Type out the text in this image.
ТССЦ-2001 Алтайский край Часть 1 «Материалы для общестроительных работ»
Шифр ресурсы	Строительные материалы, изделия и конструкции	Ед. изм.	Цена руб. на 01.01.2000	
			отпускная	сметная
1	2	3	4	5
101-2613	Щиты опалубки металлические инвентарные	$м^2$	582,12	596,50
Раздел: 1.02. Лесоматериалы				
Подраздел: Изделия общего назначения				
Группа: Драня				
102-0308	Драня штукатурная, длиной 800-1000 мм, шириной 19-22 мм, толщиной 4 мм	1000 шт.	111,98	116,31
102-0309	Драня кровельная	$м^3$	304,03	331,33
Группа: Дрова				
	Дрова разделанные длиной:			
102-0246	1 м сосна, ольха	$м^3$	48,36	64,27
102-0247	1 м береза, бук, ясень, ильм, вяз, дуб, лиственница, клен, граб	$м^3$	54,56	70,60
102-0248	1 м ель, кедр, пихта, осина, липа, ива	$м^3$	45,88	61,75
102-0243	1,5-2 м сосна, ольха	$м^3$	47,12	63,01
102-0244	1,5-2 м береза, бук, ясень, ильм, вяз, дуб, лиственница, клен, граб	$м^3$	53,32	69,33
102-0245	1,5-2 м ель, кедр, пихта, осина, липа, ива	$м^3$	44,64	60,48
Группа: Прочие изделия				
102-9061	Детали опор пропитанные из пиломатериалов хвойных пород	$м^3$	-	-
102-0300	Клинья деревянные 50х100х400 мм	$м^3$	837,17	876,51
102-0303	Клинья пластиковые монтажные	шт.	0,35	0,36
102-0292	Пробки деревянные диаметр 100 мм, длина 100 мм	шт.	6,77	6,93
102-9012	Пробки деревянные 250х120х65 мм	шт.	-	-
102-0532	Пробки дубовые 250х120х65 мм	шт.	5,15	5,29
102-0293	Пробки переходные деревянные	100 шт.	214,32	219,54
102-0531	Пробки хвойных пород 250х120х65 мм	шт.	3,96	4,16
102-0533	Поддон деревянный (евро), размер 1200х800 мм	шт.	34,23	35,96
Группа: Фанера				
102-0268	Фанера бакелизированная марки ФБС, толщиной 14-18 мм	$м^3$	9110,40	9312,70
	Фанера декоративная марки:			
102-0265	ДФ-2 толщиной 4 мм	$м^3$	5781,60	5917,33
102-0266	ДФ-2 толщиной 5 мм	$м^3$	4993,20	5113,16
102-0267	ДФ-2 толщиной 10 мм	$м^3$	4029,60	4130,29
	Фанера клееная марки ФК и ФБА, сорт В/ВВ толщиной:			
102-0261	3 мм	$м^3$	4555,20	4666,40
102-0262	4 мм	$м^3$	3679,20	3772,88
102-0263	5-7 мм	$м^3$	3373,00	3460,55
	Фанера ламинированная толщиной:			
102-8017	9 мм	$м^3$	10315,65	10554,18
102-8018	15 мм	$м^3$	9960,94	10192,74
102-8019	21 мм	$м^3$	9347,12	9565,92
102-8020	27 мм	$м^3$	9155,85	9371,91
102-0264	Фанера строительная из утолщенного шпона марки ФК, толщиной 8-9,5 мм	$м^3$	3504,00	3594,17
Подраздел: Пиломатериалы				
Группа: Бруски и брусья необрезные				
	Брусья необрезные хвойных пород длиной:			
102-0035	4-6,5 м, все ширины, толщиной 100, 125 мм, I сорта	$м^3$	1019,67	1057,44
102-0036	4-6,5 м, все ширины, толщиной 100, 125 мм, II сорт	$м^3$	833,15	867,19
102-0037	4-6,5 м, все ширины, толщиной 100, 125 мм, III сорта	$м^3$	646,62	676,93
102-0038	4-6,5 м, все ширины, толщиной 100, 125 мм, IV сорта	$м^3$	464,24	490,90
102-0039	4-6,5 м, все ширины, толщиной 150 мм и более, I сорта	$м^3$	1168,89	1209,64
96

-----

# What the task requires
Return each entry from the material above exactly as it appears.

# Exercise response
Type out the text in this image.
ТССЦ-2001 Алтайский край Часть 1 «Материалы для общестроительных работ»
Шифр ресурсы	Строительные материалы, изделия и конструкции	Ед. изм.	Цена руб. на 01.01.2000	
			отпускная	сметная
1	2	3	4	5
101-2613	Щиты опалубки металлические инвентарные	$м^2$	582,12	596,50
Раздел: 1.02. Лесоматериалы				
Подраздел: Изделия общего назначения				
Группа: Драня				
102-0308	Драня штукатурная, длиной 800-1000 мм, шириной 19-22 мм, толщиной 4 мм	1000 шт.	111,98	116,31
102-0309	Драня кровельная	$м^3$	304,03	331,33
Группа: Дрова				
	Дрова разделанные длиной:			
102-0246	1 м сосна, ольха	$м^3$	48,36	64,27
102-0247	1 м береза, бук, ясень, ильм, вяз, дуб, лиственница, клен, граб	$м^3$	54,56	70,60
102-0248	1 м ель, кедр, пихта, осина, липа, ива	$м^3$	45,88	61,75
102-0243	1,5-2 м сосна, ольха	$м^3$	47,12	63,01
102-0244	1,5-2 м береза, бук, ясень, ильм, вяз, дуб, лиственница, клен, граб	$м^3$	53,32	69,33
102-0245	1,5-2 м ель, кедр, пихта, осина, липа, ива	$м^3$	44,64	60,48
Группа: Прочие изделия				
102-9061	Детали опор пропитанные из пиломатериалов хвойных пород	$м^3$	-	-
102-0300	Клинья деревянные 50х100х400 мм	$м^3$	837,17	876,51
102-0303	Клинья пластиковые монтажные	шт.	0,35	0,36
102-0292	Пробки деревянные диаметр 100 мм, длина 100 мм	шт.	6,77	6,93
102-9012	Пробки деревянные 250х120х65 мм	шт.	-	-
102-0532	Пробки дубовые 250х120х65 мм	шт.	5,15	5,29
102-0293	Пробки переходные деревянные	100 шт.	214,32	219,54
102-0531	Пробки хвойных пород 250х120х65 мм	шт.	3,96	4,16
102-0533	Поддон деревянный (евро), размер 1200х800 мм	шт.	34,23	35,96
Группа: Фанера				
102-0268	Фанера бакелизированная марки ФБС, толщиной 14-18 мм	$м^3$	9110,40	9312,70
	Фанера декоративная марки:			
102-0265	ДФ-2 толщиной 4 мм	$м^3$	5781,60	5917,33
102-0266	ДФ-2 толщиной 5 мм	$м^3$	4993,20	5113,16
102-0267	ДФ-2 толщиной 10 мм	$м^3$	4029,60	4130,29
	Фанера клееная марки ФК и ФБА, сорт В/ВВ толщиной:			
102-0261	3 мм	$м^3$	4555,20	4666,40
102-0262	4 мм	$м^3$	3679,20	3772,88
102-0263	5-7 мм	$м^3$	3373,00	3460,55
	Фанера ламинированная толщиной:			
102-8017	9 мм	$м^3$	10315,65	10554,18
102-8018	15 мм	$м^3$	9960,94	10192,74
102-8019	21 мм	$м^3$	9347,12	9565,92
102-8020	27 мм	$м^3$	9155,85	9371,91
102-0264	Фанера строительная из утолщенного шпона марки ФК, толщиной 8-9,5 мм	$м^3$	3504,00	3594,17
Подраздел: Пиломатериалы				
Группа: Бруски и брусья необрезные				
	Брусья необрезные хвойных пород длиной:			
102-0035	4-6,5 м, все ширины, толщиной 100, 125 мм, I сорта	$м^3$	1019,67	1057,44
102-0036	4-6,5 м, все ширины, толщиной 100, 125 мм, II сорт	$м^3$	833,15	867,19
102-0037	4-6,5 м, все ширины, толщиной 100, 125 мм, III сорта	$м^3$	646,62	676,93
102-0038	4-6,5 м, все ширины, толщиной 100, 125 мм, IV сорта	$м^3$	464,24	490,90
102-0039	4-6,5 м, все ширины, толщиной 150 мм и более, I сорта	$м^3$	1168,89	1209,64
96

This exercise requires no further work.